» Input rows:
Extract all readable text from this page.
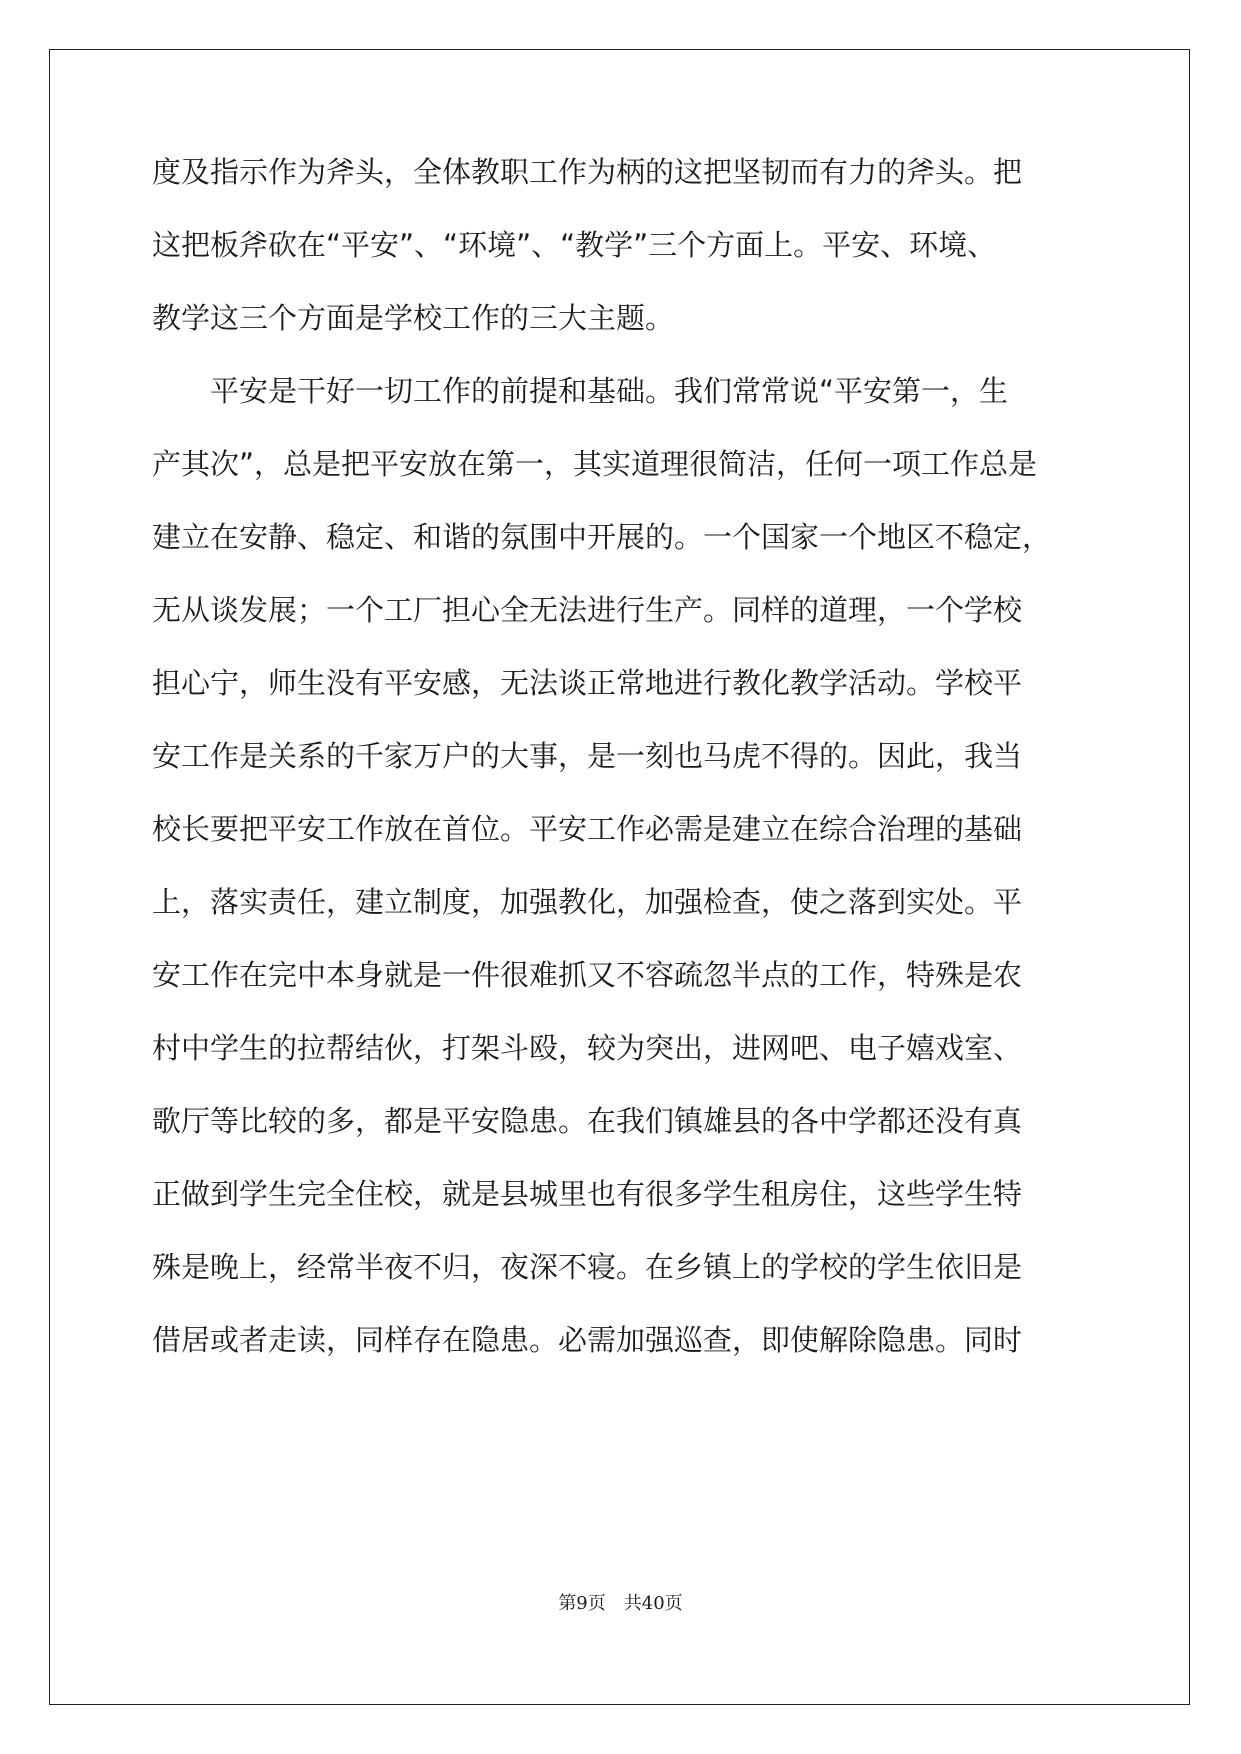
度及指示作为斧头，全体教职工作为柄的这把坚韧而有力的斧头。把
这把板斧砍在“平安”、“环境”、“教学”三个方面上。平安、环境、
教学这三个方面是学校工作的三大主题。
　　平安是干好一切工作的前提和基础。我们常常说“平安第一，生
产其次”，总是把平安放在第一，其实道理很简洁，任何一项工作总是
建立在安静、稳定、和谐的氛围中开展的。一个国家一个地区不稳定，
无从谈发展；一个工厂担心全无法进行生产。同样的道理，一个学校
担心宁，师生没有平安感，无法谈正常地进行教化教学活动。学校平
安工作是关系的千家万户的大事，是一刻也马虎不得的。因此，我当
校长要把平安工作放在首位。平安工作必需是建立在综合治理的基础
上，落实责任，建立制度，加强教化，加强检查，使之落到实处。平
安工作在完中本身就是一件很难抓又不容疏忽半点的工作，特殊是农
村中学生的拉帮结伙，打架斗殴，较为突出，进网吧、电子嬉戏室、
歌厅等比较的多，都是平安隐患。在我们镇雄县的各中学都还没有真
正做到学生完全住校，就是县城里也有很多学生租房住，这些学生特
殊是晚上，经常半夜不归，夜深不寝。在乡镇上的学校的学生依旧是
借居或者走读，同样存在隐患。必需加强巡查，即使解除隐患。同时
第9页　共40页
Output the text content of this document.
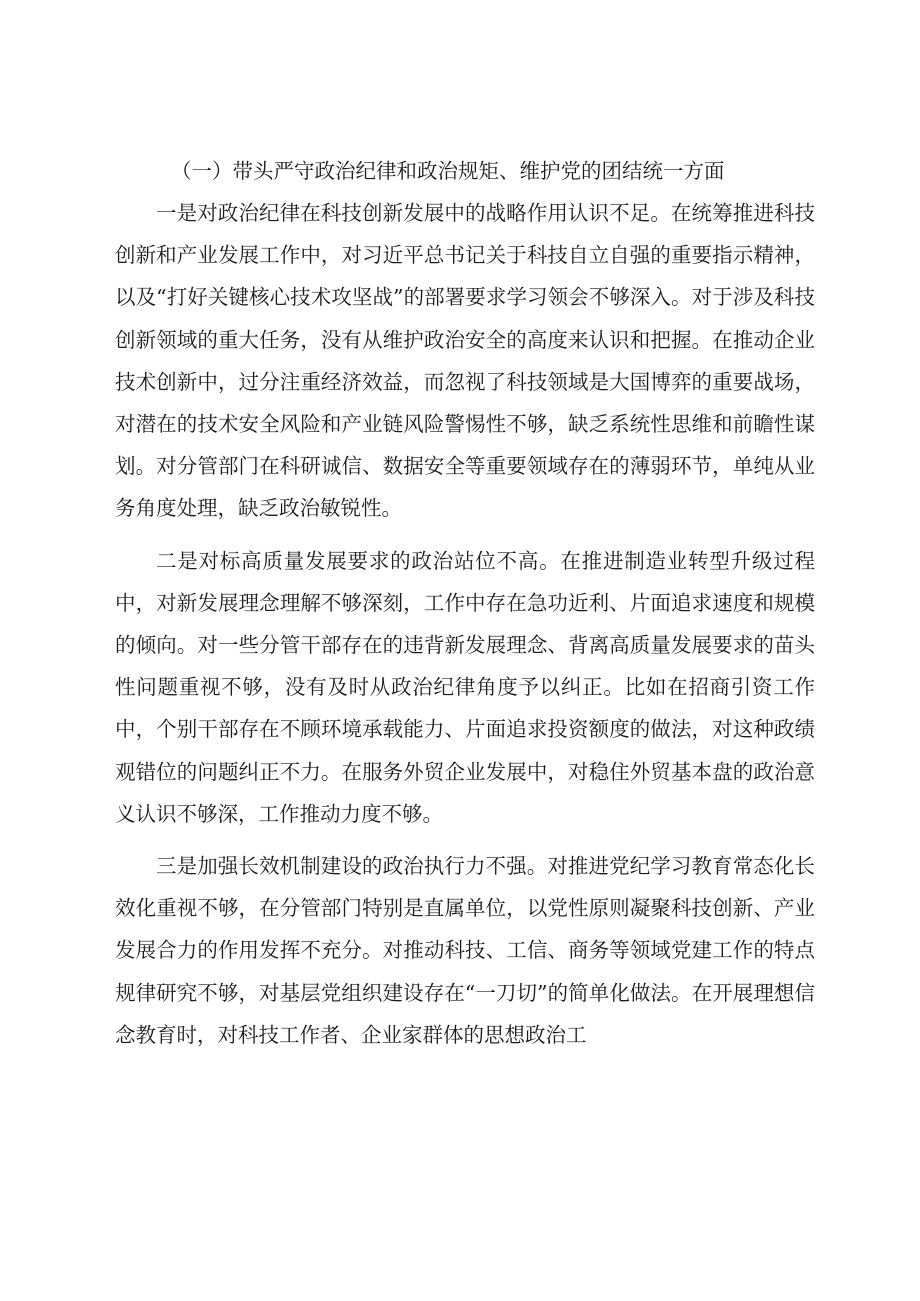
（一）带头严守政治纪律和政治规矩、维护党的团结统一方面

一是对政治纪律在科技创新发展中的战略作用认识不足。在统筹推进科技创新和产业发展工作中，对习近平总书记关于科技自立自强的重要指示精神，以及“打好关键核心技术攻坚战”的部署要求学习领会不够深入。对于涉及科技创新领域的重大任务，没有从维护政治安全的高度来认识和把握。在推动企业技术创新中，过分注重经济效益，而忽视了科技领域是大国博弈的重要战场，对潜在的技术安全风险和产业链风险警惕性不够，缺乏系统性思维和前瞻性谋划。对分管部门在科研诚信、数据安全等重要领域存在的薄弱环节，单纯从业务角度处理，缺乏政治敏锐性。

二是对标高质量发展要求的政治站位不高。在推进制造业转型升级过程中，对新发展理念理解不够深刻，工作中存在急功近利、片面追求速度和规模的倾向。对一些分管干部存在的违背新发展理念、背离高质量发展要求的苗头性问题重视不够，没有及时从政治纪律角度予以纠正。比如在招商引资工作中，个别干部存在不顾环境承载能力、片面追求投资额度的做法，对这种政绩观错位的问题纠正不力。在服务外贸企业发展中，对稳住外贸基本盘的政治意义认识不够深，工作推动力度不够。

三是加强长效机制建设的政治执行力不强。对推进党纪学习教育常态化长效化重视不够，在分管部门特别是直属单位，以党性原则凝聚科技创新、产业发展合力的作用发挥不充分。对推动科技、工信、商务等领域党建工作的特点规律研究不够，对基层党组织建设存在“一刀切”的简单化做法。在开展理想信念教育时，对科技工作者、企业家群体的思想政治工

» Directions for this task:
From the material above, copy everything exactly but the pictures.

» Solution for this exercise:
Extract all readable text from this page.
度及指示作为斧头，全体教职工作为柄的这把坚韧而有力的斧头。把
这把板斧砍在“平安”、“环境”、“教学”三个方面上。平安、环境、
教学这三个方面是学校工作的三大主题。
　　平安是干好一切工作的前提和基础。我们常常说“平安第一，生
产其次”，总是把平安放在第一，其实道理很简洁，任何一项工作总是
建立在安静、稳定、和谐的氛围中开展的。一个国家一个地区不稳定，
无从谈发展；一个工厂担心全无法进行生产。同样的道理，一个学校
担心宁，师生没有平安感，无法谈正常地进行教化教学活动。学校平
安工作是关系的千家万户的大事，是一刻也马虎不得的。因此，我当
校长要把平安工作放在首位。平安工作必需是建立在综合治理的基础
上，落实责任，建立制度，加强教化，加强检查，使之落到实处。平
安工作在完中本身就是一件很难抓又不容疏忽半点的工作，特殊是农
村中学生的拉帮结伙，打架斗殴，较为突出，进网吧、电子嬉戏室、
歌厅等比较的多，都是平安隐患。在我们镇雄县的各中学都还没有真
正做到学生完全住校，就是县城里也有很多学生租房住，这些学生特
殊是晚上，经常半夜不归，夜深不寝。在乡镇上的学校的学生依旧是
借居或者走读，同样存在隐患。必需加强巡查，即使解除隐患。同时
第9页　共40页
Output the text content of this document.
（一）带头严守政治纪律和政治规矩、维护党的团结统一方面

一是对政治纪律在科技创新发展中的战略作用认识不足。在统筹推进科技创新和产业发展工作中，对习近平总书记关于科技自立自强的重要指示精神，以及“打好关键核心技术攻坚战”的部署要求学习领会不够深入。对于涉及科技创新领域的重大任务，没有从维护政治安全的高度来认识和把握。在推动企业技术创新中，过分注重经济效益，而忽视了科技领域是大国博弈的重要战场，对潜在的技术安全风险和产业链风险警惕性不够，缺乏系统性思维和前瞻性谋划。对分管部门在科研诚信、数据安全等重要领域存在的薄弱环节，单纯从业务角度处理，缺乏政治敏锐性。

二是对标高质量发展要求的政治站位不高。在推进制造业转型升级过程中，对新发展理念理解不够深刻，工作中存在急功近利、片面追求速度和规模的倾向。对一些分管干部存在的违背新发展理念、背离高质量发展要求的苗头性问题重视不够，没有及时从政治纪律角度予以纠正。比如在招商引资工作中，个别干部存在不顾环境承载能力、片面追求投资额度的做法，对这种政绩观错位的问题纠正不力。在服务外贸企业发展中，对稳住外贸基本盘的政治意义认识不够深，工作推动力度不够。

三是加强长效机制建设的政治执行力不强。对推进党纪学习教育常态化长效化重视不够，在分管部门特别是直属单位，以党性原则凝聚科技创新、产业发展合力的作用发挥不充分。对推动科技、工信、商务等领域党建工作的特点规律研究不够，对基层党组织建设存在“一刀切”的简单化做法。在开展理想信念教育时，对科技工作者、企业家群体的思想政治工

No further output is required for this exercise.